[Begin Data rows]

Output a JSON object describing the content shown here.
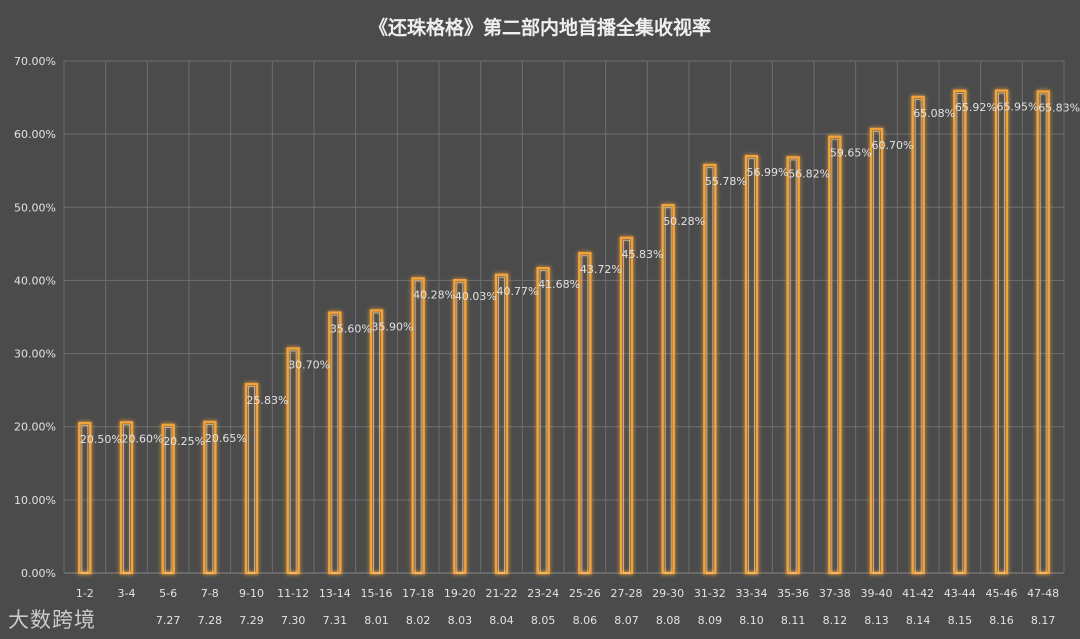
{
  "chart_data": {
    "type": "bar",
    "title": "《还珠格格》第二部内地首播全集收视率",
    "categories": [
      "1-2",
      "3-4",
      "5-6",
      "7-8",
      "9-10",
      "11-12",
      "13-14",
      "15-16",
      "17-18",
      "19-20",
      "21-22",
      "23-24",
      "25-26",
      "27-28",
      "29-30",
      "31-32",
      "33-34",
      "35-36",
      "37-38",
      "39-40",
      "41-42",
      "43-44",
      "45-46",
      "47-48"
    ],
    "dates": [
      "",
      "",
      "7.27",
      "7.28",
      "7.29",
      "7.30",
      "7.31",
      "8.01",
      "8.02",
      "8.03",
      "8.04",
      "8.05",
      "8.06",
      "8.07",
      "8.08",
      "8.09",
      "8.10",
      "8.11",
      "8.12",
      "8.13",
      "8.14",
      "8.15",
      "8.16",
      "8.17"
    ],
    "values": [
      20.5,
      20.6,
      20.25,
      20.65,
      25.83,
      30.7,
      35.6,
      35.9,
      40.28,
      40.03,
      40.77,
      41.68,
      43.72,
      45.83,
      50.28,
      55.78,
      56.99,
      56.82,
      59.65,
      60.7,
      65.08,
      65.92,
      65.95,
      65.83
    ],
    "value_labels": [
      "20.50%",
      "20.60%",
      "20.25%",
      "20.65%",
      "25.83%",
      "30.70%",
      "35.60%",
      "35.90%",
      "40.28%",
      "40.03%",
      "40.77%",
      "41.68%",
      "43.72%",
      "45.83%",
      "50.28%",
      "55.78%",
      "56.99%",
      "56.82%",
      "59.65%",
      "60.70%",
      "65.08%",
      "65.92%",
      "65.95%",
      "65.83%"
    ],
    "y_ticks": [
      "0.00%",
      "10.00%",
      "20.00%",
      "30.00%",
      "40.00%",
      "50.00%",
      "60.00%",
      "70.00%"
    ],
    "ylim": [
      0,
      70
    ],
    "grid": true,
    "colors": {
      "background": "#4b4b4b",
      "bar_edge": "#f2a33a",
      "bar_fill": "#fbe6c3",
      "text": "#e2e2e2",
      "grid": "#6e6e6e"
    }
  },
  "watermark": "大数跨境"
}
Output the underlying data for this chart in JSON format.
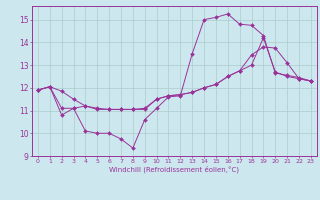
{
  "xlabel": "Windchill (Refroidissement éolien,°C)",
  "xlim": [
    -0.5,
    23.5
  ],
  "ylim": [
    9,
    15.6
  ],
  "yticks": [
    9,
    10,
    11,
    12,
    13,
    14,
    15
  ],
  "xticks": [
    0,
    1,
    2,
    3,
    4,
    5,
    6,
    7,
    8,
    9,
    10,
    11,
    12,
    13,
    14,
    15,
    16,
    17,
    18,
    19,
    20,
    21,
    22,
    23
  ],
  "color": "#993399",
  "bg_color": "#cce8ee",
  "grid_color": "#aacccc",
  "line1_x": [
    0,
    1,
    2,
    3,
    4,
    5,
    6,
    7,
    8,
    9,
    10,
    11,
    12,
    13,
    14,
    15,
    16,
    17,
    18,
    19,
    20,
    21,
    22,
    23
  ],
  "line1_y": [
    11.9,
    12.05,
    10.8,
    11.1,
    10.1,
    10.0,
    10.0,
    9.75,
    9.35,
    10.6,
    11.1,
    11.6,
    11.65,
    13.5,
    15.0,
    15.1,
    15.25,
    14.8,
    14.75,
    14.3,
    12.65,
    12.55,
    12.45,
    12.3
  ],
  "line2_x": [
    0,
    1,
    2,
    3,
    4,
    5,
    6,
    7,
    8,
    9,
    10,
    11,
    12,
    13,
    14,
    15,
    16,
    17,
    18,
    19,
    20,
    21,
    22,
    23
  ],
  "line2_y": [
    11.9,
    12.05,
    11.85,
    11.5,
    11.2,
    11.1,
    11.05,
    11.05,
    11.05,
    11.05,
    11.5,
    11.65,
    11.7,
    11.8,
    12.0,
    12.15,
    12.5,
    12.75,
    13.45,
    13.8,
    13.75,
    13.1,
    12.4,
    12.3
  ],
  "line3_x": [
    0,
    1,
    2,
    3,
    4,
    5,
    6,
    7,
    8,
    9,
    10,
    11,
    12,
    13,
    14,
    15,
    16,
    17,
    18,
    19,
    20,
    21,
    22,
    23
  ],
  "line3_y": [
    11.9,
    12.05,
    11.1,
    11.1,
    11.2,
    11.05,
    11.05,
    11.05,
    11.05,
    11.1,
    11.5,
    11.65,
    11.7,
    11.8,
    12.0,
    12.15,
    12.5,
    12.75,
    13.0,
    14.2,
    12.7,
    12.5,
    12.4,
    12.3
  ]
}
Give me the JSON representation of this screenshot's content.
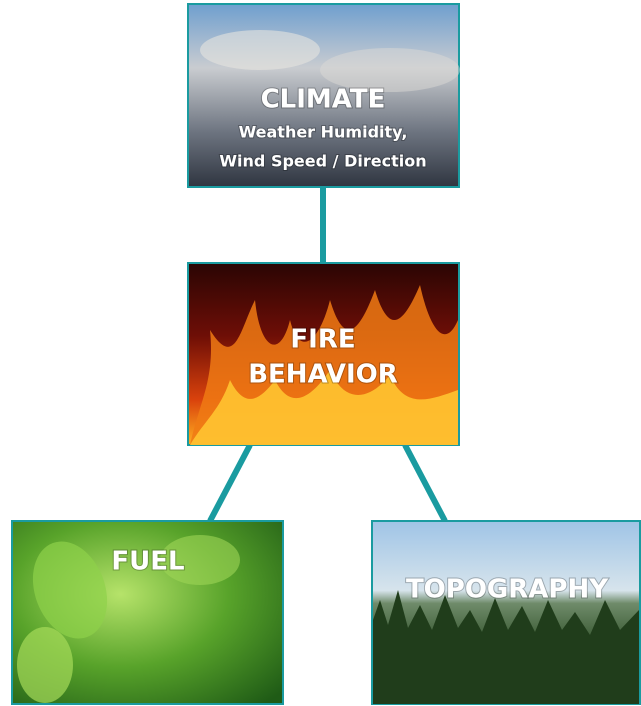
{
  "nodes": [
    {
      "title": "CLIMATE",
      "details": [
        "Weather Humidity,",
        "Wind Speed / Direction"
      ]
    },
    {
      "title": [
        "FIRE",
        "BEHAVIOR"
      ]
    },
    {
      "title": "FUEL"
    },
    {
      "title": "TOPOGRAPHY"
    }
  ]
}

[End Data rows]

» To be done
Make an exact copy of the records above, with the pictures left out.

» Output of the task
Output a JSON object describing the content shown here.
{
  "chart_data": {
    "type": "bar",
    "title": "《还珠格格》第二部内地首播全集收视率",
    "categories": [
      "1-2",
      "3-4",
      "5-6",
      "7-8",
      "9-10",
      "11-12",
      "13-14",
      "15-16",
      "17-18",
      "19-20",
      "21-22",
      "23-24",
      "25-26",
      "27-28",
      "29-30",
      "31-32",
      "33-34",
      "35-36",
      "37-38",
      "39-40",
      "41-42",
      "43-44",
      "45-46",
      "47-48"
    ],
    "dates": [
      "",
      "",
      "7.27",
      "7.28",
      "7.29",
      "7.30",
      "7.31",
      "8.01",
      "8.02",
      "8.03",
      "8.04",
      "8.05",
      "8.06",
      "8.07",
      "8.08",
      "8.09",
      "8.10",
      "8.11",
      "8.12",
      "8.13",
      "8.14",
      "8.15",
      "8.16",
      "8.17"
    ],
    "values": [
      20.5,
      20.6,
      20.25,
      20.65,
      25.83,
      30.7,
      35.6,
      35.9,
      40.28,
      40.03,
      40.77,
      41.68,
      43.72,
      45.83,
      50.28,
      55.78,
      56.99,
      56.82,
      59.65,
      60.7,
      65.08,
      65.92,
      65.95,
      65.83
    ],
    "value_labels": [
      "20.50%",
      "20.60%",
      "20.25%",
      "20.65%",
      "25.83%",
      "30.70%",
      "35.60%",
      "35.90%",
      "40.28%",
      "40.03%",
      "40.77%",
      "41.68%",
      "43.72%",
      "45.83%",
      "50.28%",
      "55.78%",
      "56.99%",
      "56.82%",
      "59.65%",
      "60.70%",
      "65.08%",
      "65.92%",
      "65.95%",
      "65.83%"
    ],
    "y_ticks": [
      "0.00%",
      "10.00%",
      "20.00%",
      "30.00%",
      "40.00%",
      "50.00%",
      "60.00%",
      "70.00%"
    ],
    "ylim": [
      0,
      70
    ],
    "grid": true,
    "colors": {
      "background": "#4b4b4b",
      "bar_edge": "#f2a33a",
      "bar_fill": "#fbe6c3",
      "text": "#e2e2e2",
      "grid": "#6e6e6e"
    }
  },
  "watermark": "大数跨境"
}
Output the underlying data for this chart in JSON format.
{
  "xlabel": "Windchill (Refroidissement éolien,°C)",
  "xlim": [
    -0.5,
    23.5
  ],
  "ylim": [
    9,
    15.6
  ],
  "yticks": [
    9,
    10,
    11,
    12,
    13,
    14,
    15
  ],
  "xticks": [
    0,
    1,
    2,
    3,
    4,
    5,
    6,
    7,
    8,
    9,
    10,
    11,
    12,
    13,
    14,
    15,
    16,
    17,
    18,
    19,
    20,
    21,
    22,
    23
  ],
  "color": "#993399",
  "bg_color": "#cce8ee",
  "grid_color": "#aacccc",
  "line1_x": [
    0,
    1,
    2,
    3,
    4,
    5,
    6,
    7,
    8,
    9,
    10,
    11,
    12,
    13,
    14,
    15,
    16,
    17,
    18,
    19,
    20,
    21,
    22,
    23
  ],
  "line1_y": [
    11.9,
    12.05,
    10.8,
    11.1,
    10.1,
    10.0,
    10.0,
    9.75,
    9.35,
    10.6,
    11.1,
    11.6,
    11.65,
    13.5,
    15.0,
    15.1,
    15.25,
    14.8,
    14.75,
    14.3,
    12.65,
    12.55,
    12.45,
    12.3
  ],
  "line2_x": [
    0,
    1,
    2,
    3,
    4,
    5,
    6,
    7,
    8,
    9,
    10,
    11,
    12,
    13,
    14,
    15,
    16,
    17,
    18,
    19,
    20,
    21,
    22,
    23
  ],
  "line2_y": [
    11.9,
    12.05,
    11.85,
    11.5,
    11.2,
    11.1,
    11.05,
    11.05,
    11.05,
    11.05,
    11.5,
    11.65,
    11.7,
    11.8,
    12.0,
    12.15,
    12.5,
    12.75,
    13.45,
    13.8,
    13.75,
    13.1,
    12.4,
    12.3
  ],
  "line3_x": [
    0,
    1,
    2,
    3,
    4,
    5,
    6,
    7,
    8,
    9,
    10,
    11,
    12,
    13,
    14,
    15,
    16,
    17,
    18,
    19,
    20,
    21,
    22,
    23
  ],
  "line3_y": [
    11.9,
    12.05,
    11.1,
    11.1,
    11.2,
    11.05,
    11.05,
    11.05,
    11.05,
    11.1,
    11.5,
    11.65,
    11.7,
    11.8,
    12.0,
    12.15,
    12.5,
    12.75,
    13.0,
    14.2,
    12.7,
    12.5,
    12.4,
    12.3
  ]
}
Give me the JSON representation of this screenshot's content.
{
  "nodes": [
    {
      "title": "CLIMATE",
      "details": [
        "Weather Humidity,",
        "Wind Speed / Direction"
      ]
    },
    {
      "title": [
        "FIRE",
        "BEHAVIOR"
      ]
    },
    {
      "title": "FUEL"
    },
    {
      "title": "TOPOGRAPHY"
    }
  ]
}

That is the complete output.